[PROBLEM DETAILS] Rewrite the entries from their first line up to and including the line containing "scan-speck [98, 1627, 100, 1629]" as a JSON list of strings with one string per line, omitting any blank lines.
=======
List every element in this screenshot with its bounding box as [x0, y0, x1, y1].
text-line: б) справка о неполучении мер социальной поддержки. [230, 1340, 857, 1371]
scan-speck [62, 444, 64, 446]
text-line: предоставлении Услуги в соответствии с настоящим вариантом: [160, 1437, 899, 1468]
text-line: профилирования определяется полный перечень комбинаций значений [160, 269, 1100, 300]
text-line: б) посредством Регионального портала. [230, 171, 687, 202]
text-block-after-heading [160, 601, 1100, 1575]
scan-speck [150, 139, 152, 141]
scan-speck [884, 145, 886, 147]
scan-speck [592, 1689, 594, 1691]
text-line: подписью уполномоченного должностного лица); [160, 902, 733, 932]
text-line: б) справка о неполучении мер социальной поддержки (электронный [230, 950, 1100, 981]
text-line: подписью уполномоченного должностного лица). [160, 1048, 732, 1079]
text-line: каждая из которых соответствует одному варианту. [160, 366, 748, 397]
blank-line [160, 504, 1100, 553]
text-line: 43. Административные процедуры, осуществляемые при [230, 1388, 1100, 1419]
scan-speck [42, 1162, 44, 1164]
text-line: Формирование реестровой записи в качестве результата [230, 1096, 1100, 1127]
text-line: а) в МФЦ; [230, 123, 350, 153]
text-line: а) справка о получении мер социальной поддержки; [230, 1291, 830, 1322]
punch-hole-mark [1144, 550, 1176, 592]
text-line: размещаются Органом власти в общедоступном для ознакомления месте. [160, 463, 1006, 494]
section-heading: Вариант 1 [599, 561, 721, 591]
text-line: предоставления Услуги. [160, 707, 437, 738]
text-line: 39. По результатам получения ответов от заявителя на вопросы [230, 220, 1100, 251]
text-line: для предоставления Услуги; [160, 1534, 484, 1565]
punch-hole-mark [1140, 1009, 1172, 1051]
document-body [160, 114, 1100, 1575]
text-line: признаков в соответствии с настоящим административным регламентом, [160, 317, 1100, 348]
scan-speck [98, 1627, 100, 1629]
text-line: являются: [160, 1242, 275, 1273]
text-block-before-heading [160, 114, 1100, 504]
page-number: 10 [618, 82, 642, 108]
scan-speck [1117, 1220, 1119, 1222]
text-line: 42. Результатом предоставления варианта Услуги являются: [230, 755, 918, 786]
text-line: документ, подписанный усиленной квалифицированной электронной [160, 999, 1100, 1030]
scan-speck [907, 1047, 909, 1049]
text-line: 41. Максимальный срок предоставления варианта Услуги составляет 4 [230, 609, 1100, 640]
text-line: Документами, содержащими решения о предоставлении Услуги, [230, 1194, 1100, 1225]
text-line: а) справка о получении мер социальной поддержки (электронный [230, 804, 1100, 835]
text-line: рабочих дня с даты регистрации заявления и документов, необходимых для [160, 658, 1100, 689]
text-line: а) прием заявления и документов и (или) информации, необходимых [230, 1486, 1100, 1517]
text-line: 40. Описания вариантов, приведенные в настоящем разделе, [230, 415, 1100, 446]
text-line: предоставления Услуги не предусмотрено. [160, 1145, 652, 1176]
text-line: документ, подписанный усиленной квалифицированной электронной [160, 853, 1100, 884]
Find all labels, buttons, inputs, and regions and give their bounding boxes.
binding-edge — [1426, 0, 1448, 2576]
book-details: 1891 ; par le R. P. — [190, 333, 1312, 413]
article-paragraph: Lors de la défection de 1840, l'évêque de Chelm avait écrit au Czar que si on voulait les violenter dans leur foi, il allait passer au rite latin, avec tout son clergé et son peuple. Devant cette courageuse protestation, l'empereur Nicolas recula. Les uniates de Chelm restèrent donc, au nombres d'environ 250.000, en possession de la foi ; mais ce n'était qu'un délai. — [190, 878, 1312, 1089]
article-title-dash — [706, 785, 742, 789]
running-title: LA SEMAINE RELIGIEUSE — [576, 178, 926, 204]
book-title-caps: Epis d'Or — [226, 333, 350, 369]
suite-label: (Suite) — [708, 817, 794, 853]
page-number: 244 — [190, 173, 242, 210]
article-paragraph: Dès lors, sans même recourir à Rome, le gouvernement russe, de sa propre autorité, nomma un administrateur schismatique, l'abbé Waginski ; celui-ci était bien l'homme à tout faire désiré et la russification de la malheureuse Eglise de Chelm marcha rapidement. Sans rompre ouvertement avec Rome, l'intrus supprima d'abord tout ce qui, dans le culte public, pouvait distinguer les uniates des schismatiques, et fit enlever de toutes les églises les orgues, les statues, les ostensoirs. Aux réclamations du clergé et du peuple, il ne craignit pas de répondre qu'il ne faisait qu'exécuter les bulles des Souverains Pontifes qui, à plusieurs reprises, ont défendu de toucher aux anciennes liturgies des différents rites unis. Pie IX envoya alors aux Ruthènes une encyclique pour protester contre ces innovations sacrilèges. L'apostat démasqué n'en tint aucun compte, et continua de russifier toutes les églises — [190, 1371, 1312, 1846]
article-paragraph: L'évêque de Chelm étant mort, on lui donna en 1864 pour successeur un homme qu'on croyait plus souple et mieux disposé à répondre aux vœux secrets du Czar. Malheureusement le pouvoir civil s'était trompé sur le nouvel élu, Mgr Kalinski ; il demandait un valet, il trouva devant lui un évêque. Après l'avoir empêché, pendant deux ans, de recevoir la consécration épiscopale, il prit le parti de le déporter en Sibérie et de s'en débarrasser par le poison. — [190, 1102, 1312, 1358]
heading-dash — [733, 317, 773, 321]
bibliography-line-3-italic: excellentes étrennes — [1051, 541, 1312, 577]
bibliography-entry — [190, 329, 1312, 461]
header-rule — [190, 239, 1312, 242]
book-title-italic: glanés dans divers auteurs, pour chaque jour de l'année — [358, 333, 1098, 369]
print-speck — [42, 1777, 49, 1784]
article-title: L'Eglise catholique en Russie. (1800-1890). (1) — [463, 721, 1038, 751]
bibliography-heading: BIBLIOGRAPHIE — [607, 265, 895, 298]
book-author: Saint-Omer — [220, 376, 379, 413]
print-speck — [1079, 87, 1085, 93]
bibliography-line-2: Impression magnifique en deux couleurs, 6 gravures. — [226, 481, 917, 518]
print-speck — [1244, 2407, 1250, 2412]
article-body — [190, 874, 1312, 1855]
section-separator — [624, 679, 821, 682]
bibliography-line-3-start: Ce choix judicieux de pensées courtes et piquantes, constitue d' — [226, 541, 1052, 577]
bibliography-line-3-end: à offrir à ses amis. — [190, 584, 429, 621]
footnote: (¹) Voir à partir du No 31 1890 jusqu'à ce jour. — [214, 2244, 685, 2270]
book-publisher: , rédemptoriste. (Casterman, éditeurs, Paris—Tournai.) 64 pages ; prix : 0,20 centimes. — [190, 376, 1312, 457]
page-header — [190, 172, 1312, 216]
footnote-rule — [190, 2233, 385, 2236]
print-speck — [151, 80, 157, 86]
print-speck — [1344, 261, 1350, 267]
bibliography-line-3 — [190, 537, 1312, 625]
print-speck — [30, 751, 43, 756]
=======
[THE RESPONSE]
[
  "List every element in this screenshot with its bounding box as [x0, y0, x1, y1].",
  "text-line: б) справка о неполучении мер социальной поддержки. [230, 1340, 857, 1371]",
  "scan-speck [62, 444, 64, 446]",
  "text-line: предоставлении Услуги в соответствии с настоящим вариантом: [160, 1437, 899, 1468]",
  "text-line: профилирования определяется полный перечень комбинаций значений [160, 269, 1100, 300]",
  "text-line: б) посредством Регионального портала. [230, 171, 687, 202]",
  "text-block-after-heading [160, 601, 1100, 1575]",
  "scan-speck [150, 139, 152, 141]",
  "scan-speck [884, 145, 886, 147]",
  "scan-speck [592, 1689, 594, 1691]",
  "text-line: подписью уполномоченного должностного лица); [160, 902, 733, 932]",
  "text-line: б) справка о неполучении мер социальной поддержки (электронный [230, 950, 1100, 981]",
  "text-line: подписью уполномоченного должностного лица). [160, 1048, 732, 1079]",
  "text-line: каждая из которых соответствует одному варианту. [160, 366, 748, 397]",
  "blank-line [160, 504, 1100, 553]",
  "text-line: 43. Административные процедуры, осуществляемые при [230, 1388, 1100, 1419]",
  "scan-speck [42, 1162, 44, 1164]",
  "text-line: Формирование реестровой записи в качестве результата [230, 1096, 1100, 1127]",
  "text-line: а) в МФЦ; [230, 123, 350, 153]",
  "text-line: а) справка о получении мер социальной поддержки; [230, 1291, 830, 1322]",
  "punch-hole-mark [1144, 550, 1176, 592]",
  "text-line: размещаются Органом власти в общедоступном для ознакомления месте. [160, 463, 1006, 494]",
  "section-heading: Вариант 1 [599, 561, 721, 591]",
  "text-line: предоставления Услуги. [160, 707, 437, 738]",
  "text-line: 39. По результатам получения ответов от заявителя на вопросы [230, 220, 1100, 251]",
  "text-line: для предоставления Услуги; [160, 1534, 484, 1565]",
  "punch-hole-mark [1140, 1009, 1172, 1051]",
  "document-body [160, 114, 1100, 1575]",
  "text-line: признаков в соответствии с настоящим административным регламентом, [160, 317, 1100, 348]",
  "scan-speck [98, 1627, 100, 1629]"
]